Goal: Copy the data precisely, character for character, and leave out every picture.

Extracted material:
--- Start ---
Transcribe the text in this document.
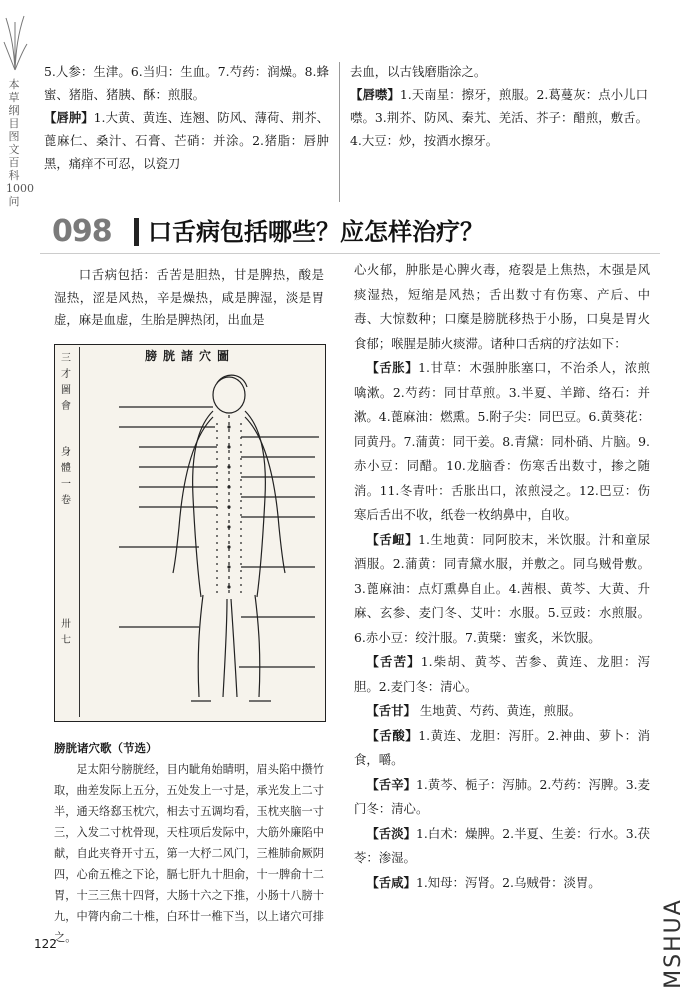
本草纲目图文百科1000问

5.人参：生津。6.当归：生血。7.芍药：润燥。8.蜂蜜、猪脂、猪胰、酥：煎服。

【唇肿】1.大黄、黄连、连翘、防风、薄荷、荆芥、蓖麻仁、桑汁、石膏、芒硝：并涂。2.猪脂：唇肿黑，痛痒不可忍，以瓷刀

去血，以古钱磨脂涂之。

【唇噤】1.天南星：擦牙，煎服。2.葛蔓灰：点小儿口噤。3.荆芥、防风、秦艽、羌活、芥子：醋煎，敷舌。4.大豆：炒，按酒水擦牙。

098 口舌病包括哪些？应怎样治疗？

口舌病包括：舌苦是胆热，甘是脾热，酸是湿热，涩是风热，辛是燥热，咸是脾湿，淡是胃虚，麻是血虚，生胎是脾热闭，出血是

三
才
圖
會
身
體
一
卷
卅
七
膀胱諸穴圖
膀胱诸穴歌（节选）
足太阳兮膀胱经，目内眦角始睛明，眉头陷中攒竹取，曲差发际上五分，五处发上一寸是，承光发上二寸半，通天络郄玉枕穴，相去寸五调均看，玉枕夹脑一寸三，入发二寸枕骨现，天柱项后发际中，大筋外廉陷中献，自此夹脊开寸五，第一大杼二风门，三椎肺俞厥阴四，心俞五椎之下论，膈七肝九十胆俞，十一脾俞十二胃，十三三焦十四肾，大肠十六之下推，小肠十八膀十九，中膂内俞二十椎，白环廿一椎下当，以上诸穴可排之。

心火郁，肿胀是心脾火毒，疮裂是上焦热，木强是风痰湿热，短缩是风热；舌出数寸有伤寒、产后、中毒、大惊数种；口糜是膀胱移热于小肠，口臭是胃火食郁；喉腥是肺火痰滞。诸种口舌病的疗法如下：

【舌胀】1.甘草：木强肿胀塞口，不治杀人，浓煎噙漱。2.芍药：同甘草煎。3.半夏、羊蹄、络石：并漱。4.蓖麻油：燃熏。5.附子尖：同巴豆。6.黄葵花：同黄丹。7.蒲黄：同干姜。8.青黛：同朴硝、片脑。9.赤小豆：同醋。10.龙脑香：伤寒舌出数寸，掺之随消。11.冬青叶：舌胀出口，浓煎浸之。12.巴豆：伤寒后舌出不收，纸卷一枚纳鼻中，自收。

【舌衄】1.生地黄：同阿胶末，米饮服。汁和童尿酒服。2.蒲黄：同青黛水服，并敷之。同乌贼骨敷。3.蓖麻油：点灯熏鼻自止。4.茜根、黄芩、大黄、升麻、玄参、麦门冬、艾叶：水服。5.豆豉：水煎服。6.赤小豆：绞汁服。7.黄檗：蜜炙，米饮服。

【舌苦】1.柴胡、黄芩、苦参、黄连、龙胆：泻胆。2.麦门冬：清心。

【舌甘】 生地黄、芍药、黄连，煎服。

【舌酸】1.黄连、龙胆：泻肝。2.神曲、萝卜：消食，嚼。

【舌辛】1.黄芩、栀子：泻肺。2.芍药：泻脾。3.麦门冬：清心。

【舌淡】1.白术：燥脾。2.半夏、生姜：行水。3.茯苓：渗湿。

【舌咸】1.知母：泻肾。2.乌贼骨：淡胃。

122	MSHUA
--- End ---
Written answer:
Transcribe the text in this document.
本草纲目图文百科1000问

5.人参：生津。6.当归：生血。7.芍药：润燥。8.蜂蜜、猪脂、猪胰、酥：煎服。

【唇肿】1.大黄、黄连、连翘、防风、薄荷、荆芥、蓖麻仁、桑汁、石膏、芒硝：并涂。2.猪脂：唇肿黑，痛痒不可忍，以瓷刀

去血，以古钱磨脂涂之。

【唇噤】1.天南星：擦牙，煎服。2.葛蔓灰：点小儿口噤。3.荆芥、防风、秦艽、羌活、芥子：醋煎，敷舌。4.大豆：炒，按酒水擦牙。

098 口舌病包括哪些？应怎样治疗？

口舌病包括：舌苦是胆热，甘是脾热，酸是湿热，涩是风热，辛是燥热，咸是脾湿，淡是胃虚，麻是血虚，生胎是脾热闭，出血是

三
才
圖
會
身
體
一
卷
卅
七
膀胱諸穴圖
膀胱诸穴歌（节选）
足太阳兮膀胱经，目内眦角始睛明，眉头陷中攒竹取，曲差发际上五分，五处发上一寸是，承光发上二寸半，通天络郄玉枕穴，相去寸五调均看，玉枕夹脑一寸三，入发二寸枕骨现，天柱项后发际中，大筋外廉陷中献，自此夹脊开寸五，第一大杼二风门，三椎肺俞厥阴四，心俞五椎之下论，膈七肝九十胆俞，十一脾俞十二胃，十三三焦十四肾，大肠十六之下推，小肠十八膀十九，中膂内俞二十椎，白环廿一椎下当，以上诸穴可排之。

心火郁，肿胀是心脾火毒，疮裂是上焦热，木强是风痰湿热，短缩是风热；舌出数寸有伤寒、产后、中毒、大惊数种；口糜是膀胱移热于小肠，口臭是胃火食郁；喉腥是肺火痰滞。诸种口舌病的疗法如下：

【舌胀】1.甘草：木强肿胀塞口，不治杀人，浓煎噙漱。2.芍药：同甘草煎。3.半夏、羊蹄、络石：并漱。4.蓖麻油：燃熏。5.附子尖：同巴豆。6.黄葵花：同黄丹。7.蒲黄：同干姜。8.青黛：同朴硝、片脑。9.赤小豆：同醋。10.龙脑香：伤寒舌出数寸，掺之随消。11.冬青叶：舌胀出口，浓煎浸之。12.巴豆：伤寒后舌出不收，纸卷一枚纳鼻中，自收。

【舌衄】1.生地黄：同阿胶末，米饮服。汁和童尿酒服。2.蒲黄：同青黛水服，并敷之。同乌贼骨敷。3.蓖麻油：点灯熏鼻自止。4.茜根、黄芩、大黄、升麻、玄参、麦门冬、艾叶：水服。5.豆豉：水煎服。6.赤小豆：绞汁服。7.黄檗：蜜炙，米饮服。

【舌苦】1.柴胡、黄芩、苦参、黄连、龙胆：泻胆。2.麦门冬：清心。

【舌甘】 生地黄、芍药、黄连，煎服。

【舌酸】1.黄连、龙胆：泻肝。2.神曲、萝卜：消食，嚼。

【舌辛】1.黄芩、栀子：泻肺。2.芍药：泻脾。3.麦门冬：清心。

【舌淡】1.白术：燥脾。2.半夏、生姜：行水。3.茯苓：渗湿。

【舌咸】1.知母：泻肾。2.乌贼骨：淡胃。

122	MSHUA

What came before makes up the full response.